### Raw data
^^^^^^^^^^^^^^^^
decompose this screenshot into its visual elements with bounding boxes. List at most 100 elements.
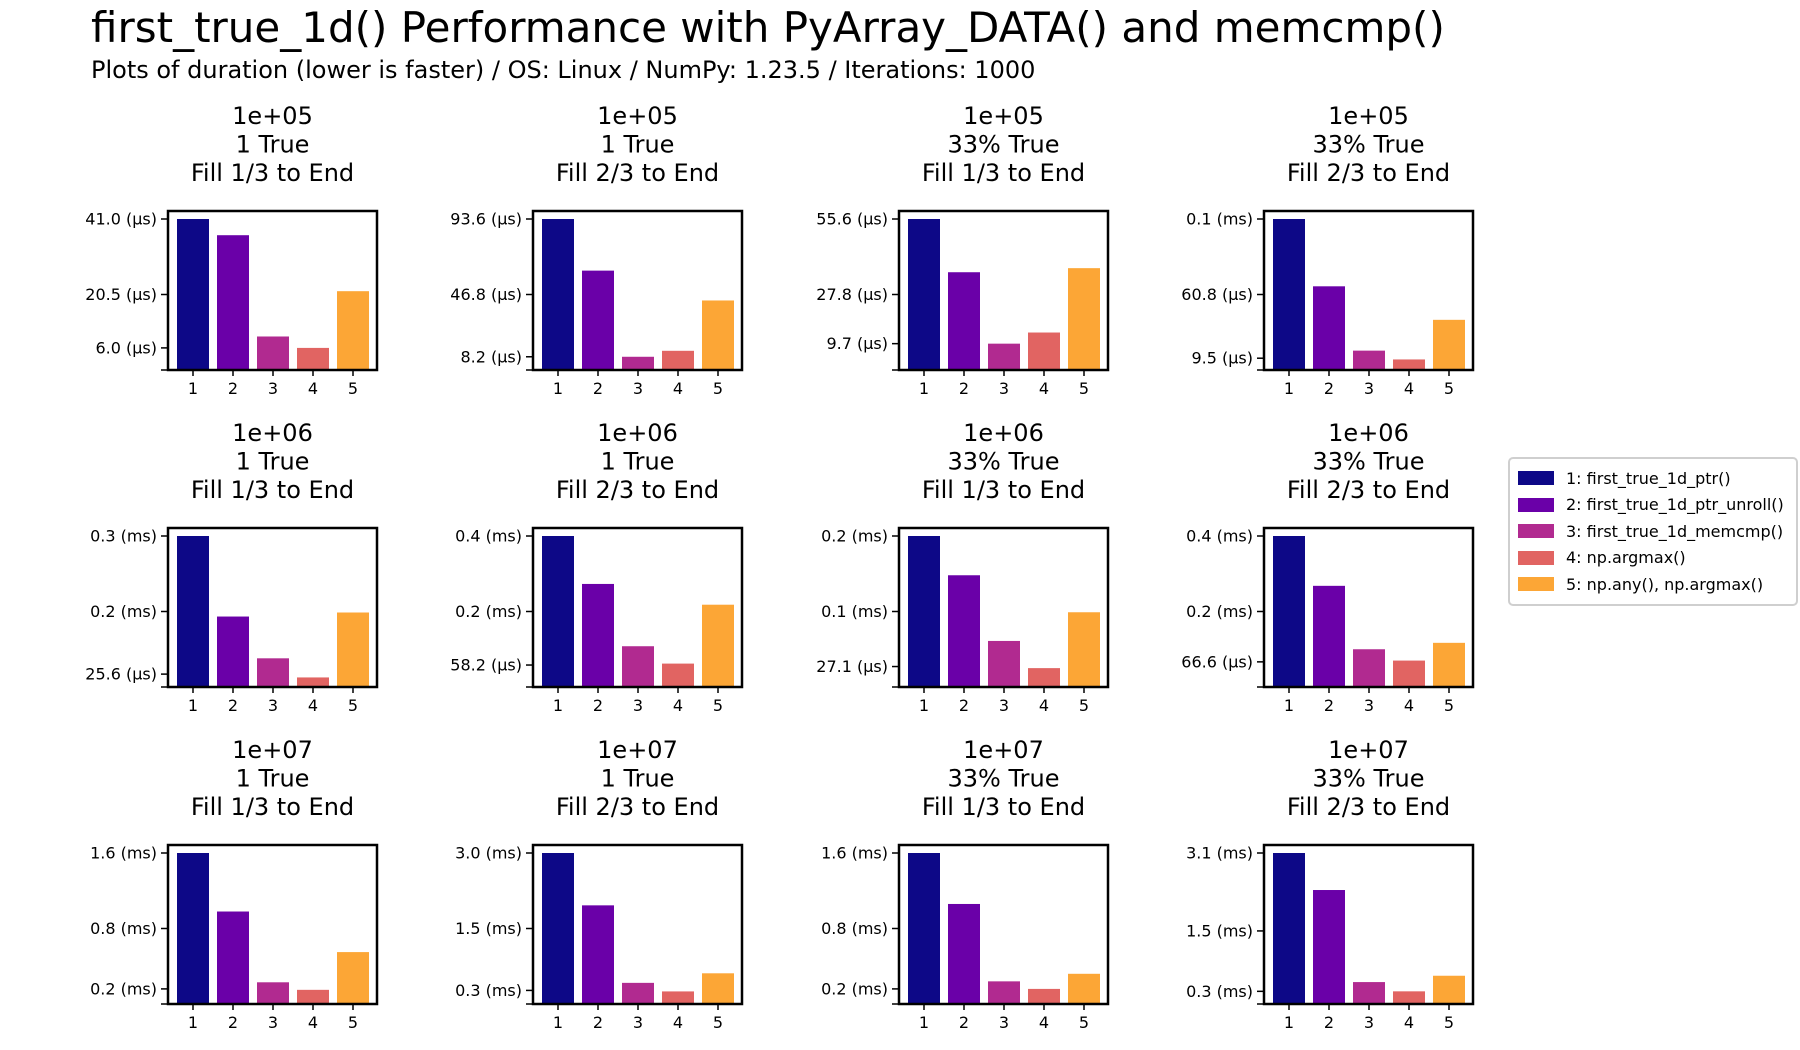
- bar: [177, 219, 209, 370]
- bar: [662, 991, 694, 1004]
- x-tick-label: 2: [1324, 696, 1334, 715]
- subplot-title: 33% True: [948, 448, 1060, 476]
- bar: [908, 219, 940, 370]
- y-tick-label: 0.2 (ms): [1186, 602, 1253, 621]
- bar: [542, 853, 574, 1004]
- x-tick-label: 1: [1284, 379, 1294, 398]
- bar: [1273, 219, 1305, 370]
- subplot-title: Fill 1/3 to End: [191, 476, 354, 504]
- bar: [582, 583, 614, 687]
- legend-label: 1: first_true_1d_ptr(): [1566, 468, 1731, 488]
- x-tick-label: 3: [633, 696, 643, 715]
- x-tick-label: 4: [308, 696, 318, 715]
- x-tick-label: 1: [919, 379, 929, 398]
- x-tick-label: 2: [228, 1013, 238, 1032]
- x-tick-label: 2: [1324, 379, 1334, 398]
- x-tick-label: 3: [633, 1013, 643, 1032]
- x-tick-label: 1: [188, 1013, 198, 1032]
- y-tick-label: 8.2 (µs): [460, 347, 522, 366]
- y-tick-label: 1.6 (ms): [821, 844, 888, 863]
- subplot-frame: [531, 843, 744, 1006]
- x-tick-label: 5: [348, 1013, 358, 1032]
- x-tick-label: 5: [1079, 379, 1089, 398]
- y-tick-label: 46.8 (µs): [450, 285, 522, 304]
- y-tick-label: 27.8 (µs): [816, 285, 888, 304]
- bar: [622, 356, 654, 370]
- legend-swatch: [1518, 471, 1554, 486]
- bar: [1068, 973, 1100, 1004]
- x-tick-label: 4: [1039, 1013, 1049, 1032]
- x-tick-label: 3: [999, 1013, 1009, 1032]
- bar: [1353, 982, 1385, 1004]
- legend-swatch: [1518, 577, 1554, 592]
- x-tick-label: 3: [1364, 696, 1374, 715]
- bar: [1028, 332, 1060, 370]
- legend-swatch: [1518, 497, 1554, 512]
- y-tick-label: 3.0 (ms): [455, 844, 522, 863]
- subplot-frame: [897, 209, 1110, 372]
- subplot-frame: [531, 526, 744, 689]
- subplot-title: 33% True: [1313, 131, 1425, 159]
- bar: [1433, 642, 1465, 687]
- x-tick-label: 4: [1404, 1013, 1414, 1032]
- x-tick-label: 5: [348, 379, 358, 398]
- x-tick-label: 3: [999, 379, 1009, 398]
- x-tick-label: 3: [1364, 379, 1374, 398]
- bar: [1313, 890, 1345, 1004]
- subplot-title: 1 True: [601, 131, 675, 159]
- y-tick-label: 41.0 (µs): [85, 210, 157, 229]
- subplot-title: 1 True: [236, 448, 310, 476]
- y-tick-label: 27.1 (µs): [816, 657, 888, 676]
- legend-item: 1: first_true_1d_ptr(): [1518, 465, 1790, 492]
- bar: [582, 270, 614, 370]
- bar: [988, 981, 1020, 1004]
- x-tick-label: 2: [959, 696, 969, 715]
- bar: [1068, 612, 1100, 687]
- subplot-title: 33% True: [948, 765, 1060, 793]
- subplot-title: Fill 1/3 to End: [922, 476, 1085, 504]
- subplot-title: Fill 1/3 to End: [191, 159, 354, 187]
- x-tick-label: 1: [919, 1013, 929, 1032]
- bar: [1313, 585, 1345, 687]
- x-tick-label: 3: [268, 696, 278, 715]
- x-tick-label: 5: [713, 696, 723, 715]
- y-tick-label: 6.0 (µs): [95, 338, 157, 357]
- legend-swatch: [1518, 524, 1554, 539]
- legend-label: 3: first_true_1d_memcmp(): [1566, 521, 1784, 541]
- x-tick-label: 5: [1444, 1013, 1454, 1032]
- subplot-title: 33% True: [1313, 765, 1425, 793]
- bar: [217, 911, 249, 1004]
- x-tick-label: 5: [713, 379, 723, 398]
- subplot-title: 1 True: [236, 765, 310, 793]
- bar: [662, 350, 694, 370]
- subplot-frame: [1262, 526, 1475, 689]
- x-tick-label: 4: [673, 379, 683, 398]
- subplot-title: 1e+06: [1328, 419, 1409, 447]
- legend-label: 5: np.any(), np.argmax(): [1566, 574, 1764, 594]
- subplot-title: Fill 2/3 to End: [1287, 793, 1450, 821]
- x-tick-label: 1: [188, 379, 198, 398]
- x-tick-label: 2: [593, 379, 603, 398]
- bar: [948, 575, 980, 687]
- bar: [542, 219, 574, 370]
- subplot-title: 1e+06: [963, 419, 1044, 447]
- x-tick-label: 4: [308, 379, 318, 398]
- subplot-title: 1e+05: [1328, 102, 1409, 130]
- legend-item: 5: np.any(), np.argmax(): [1518, 571, 1790, 598]
- y-tick-label: 0.4 (ms): [1186, 527, 1253, 546]
- bar: [337, 291, 369, 370]
- bar: [908, 853, 940, 1004]
- x-tick-label: 4: [1404, 379, 1414, 398]
- x-tick-label: 4: [1039, 696, 1049, 715]
- subplot-title: 1e+05: [597, 102, 678, 130]
- x-tick-label: 1: [188, 696, 198, 715]
- y-tick-label: 0.8 (ms): [90, 919, 157, 938]
- subplot-title: 1 True: [601, 448, 675, 476]
- x-tick-label: 2: [959, 1013, 969, 1032]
^^^^^^^^^^^^^^^^
### Problem
Update the records above so that "subplot-title" reads "panel-title" everywhere it occurs, with every other line kept unchanged. Leave the pictures out of your answer.

### Answer to this exercise
decompose this screenshot into its visual elements with bounding boxes. List at most 100 elements.
- bar: [177, 219, 209, 370]
- bar: [662, 991, 694, 1004]
- x-tick-label: 2: [1324, 696, 1334, 715]
- panel-title: 33% True: [948, 448, 1060, 476]
- bar: [908, 219, 940, 370]
- y-tick-label: 0.2 (ms): [1186, 602, 1253, 621]
- bar: [542, 853, 574, 1004]
- x-tick-label: 1: [1284, 379, 1294, 398]
- bar: [1273, 219, 1305, 370]
- panel-title: Fill 1/3 to End: [191, 476, 354, 504]
- bar: [582, 583, 614, 687]
- legend-label: 1: first_true_1d_ptr(): [1566, 468, 1731, 488]
- x-tick-label: 3: [633, 696, 643, 715]
- x-tick-label: 4: [308, 696, 318, 715]
- x-tick-label: 1: [919, 379, 929, 398]
- x-tick-label: 2: [228, 1013, 238, 1032]
- x-tick-label: 2: [1324, 379, 1334, 398]
- x-tick-label: 3: [633, 1013, 643, 1032]
- x-tick-label: 1: [188, 1013, 198, 1032]
- y-tick-label: 8.2 (µs): [460, 347, 522, 366]
- y-tick-label: 1.6 (ms): [821, 844, 888, 863]
- subplot-frame: [531, 843, 744, 1006]
- x-tick-label: 5: [348, 1013, 358, 1032]
- x-tick-label: 5: [1079, 379, 1089, 398]
- y-tick-label: 46.8 (µs): [450, 285, 522, 304]
- y-tick-label: 27.8 (µs): [816, 285, 888, 304]
- bar: [622, 356, 654, 370]
- legend-swatch: [1518, 471, 1554, 486]
- bar: [1068, 973, 1100, 1004]
- x-tick-label: 4: [1039, 1013, 1049, 1032]
- x-tick-label: 3: [999, 1013, 1009, 1032]
- bar: [1353, 982, 1385, 1004]
- legend-swatch: [1518, 577, 1554, 592]
- x-tick-label: 3: [1364, 696, 1374, 715]
- bar: [1028, 332, 1060, 370]
- legend-swatch: [1518, 497, 1554, 512]
- y-tick-label: 3.0 (ms): [455, 844, 522, 863]
- subplot-frame: [897, 209, 1110, 372]
- subplot-frame: [531, 526, 744, 689]
- panel-title: 33% True: [1313, 131, 1425, 159]
- bar: [1433, 642, 1465, 687]
- x-tick-label: 4: [1404, 1013, 1414, 1032]
- x-tick-label: 5: [348, 379, 358, 398]
- x-tick-label: 3: [999, 379, 1009, 398]
- x-tick-label: 3: [1364, 379, 1374, 398]
- bar: [1313, 890, 1345, 1004]
- panel-title: 1 True: [601, 131, 675, 159]
- y-tick-label: 41.0 (µs): [85, 210, 157, 229]
- panel-title: 1 True: [236, 448, 310, 476]
- y-tick-label: 27.1 (µs): [816, 657, 888, 676]
- legend-item: 1: first_true_1d_ptr(): [1518, 465, 1790, 492]
- bar: [582, 270, 614, 370]
- bar: [988, 981, 1020, 1004]
- x-tick-label: 2: [959, 696, 969, 715]
- bar: [1068, 612, 1100, 687]
- panel-title: 33% True: [948, 765, 1060, 793]
- panel-title: Fill 1/3 to End: [922, 476, 1085, 504]
- panel-title: Fill 1/3 to End: [191, 159, 354, 187]
- x-tick-label: 1: [919, 1013, 929, 1032]
- bar: [1313, 585, 1345, 687]
- x-tick-label: 3: [268, 696, 278, 715]
- x-tick-label: 5: [713, 696, 723, 715]
- y-tick-label: 6.0 (µs): [95, 338, 157, 357]
- legend-swatch: [1518, 524, 1554, 539]
- legend-label: 3: first_true_1d_memcmp(): [1566, 521, 1784, 541]
- x-tick-label: 5: [1444, 1013, 1454, 1032]
- panel-title: 33% True: [1313, 765, 1425, 793]
- bar: [217, 911, 249, 1004]
- x-tick-label: 5: [713, 379, 723, 398]
- panel-title: 1 True: [236, 765, 310, 793]
- bar: [662, 350, 694, 370]
- subplot-frame: [1262, 526, 1475, 689]
- x-tick-label: 4: [673, 379, 683, 398]
- panel-title: 1e+06: [1328, 419, 1409, 447]
- legend-label: 5: np.any(), np.argmax(): [1566, 574, 1764, 594]
- panel-title: Fill 2/3 to End: [1287, 793, 1450, 821]
- x-tick-label: 1: [188, 379, 198, 398]
- x-tick-label: 2: [593, 379, 603, 398]
- bar: [948, 575, 980, 687]
- bar: [542, 219, 574, 370]
- panel-title: 1e+06: [963, 419, 1044, 447]
- x-tick-label: 4: [308, 379, 318, 398]
- panel-title: 1e+05: [1328, 102, 1409, 130]
- legend-item: 5: np.any(), np.argmax(): [1518, 571, 1790, 598]
- y-tick-label: 0.4 (ms): [1186, 527, 1253, 546]
- bar: [337, 291, 369, 370]
- bar: [908, 853, 940, 1004]
- x-tick-label: 4: [1404, 379, 1414, 398]
- x-tick-label: 4: [1039, 696, 1049, 715]
- panel-title: 1e+05: [597, 102, 678, 130]
- x-tick-label: 1: [188, 696, 198, 715]
- y-tick-label: 0.8 (ms): [90, 919, 157, 938]
- panel-title: 1 True: [601, 448, 675, 476]
- x-tick-label: 2: [959, 1013, 969, 1032]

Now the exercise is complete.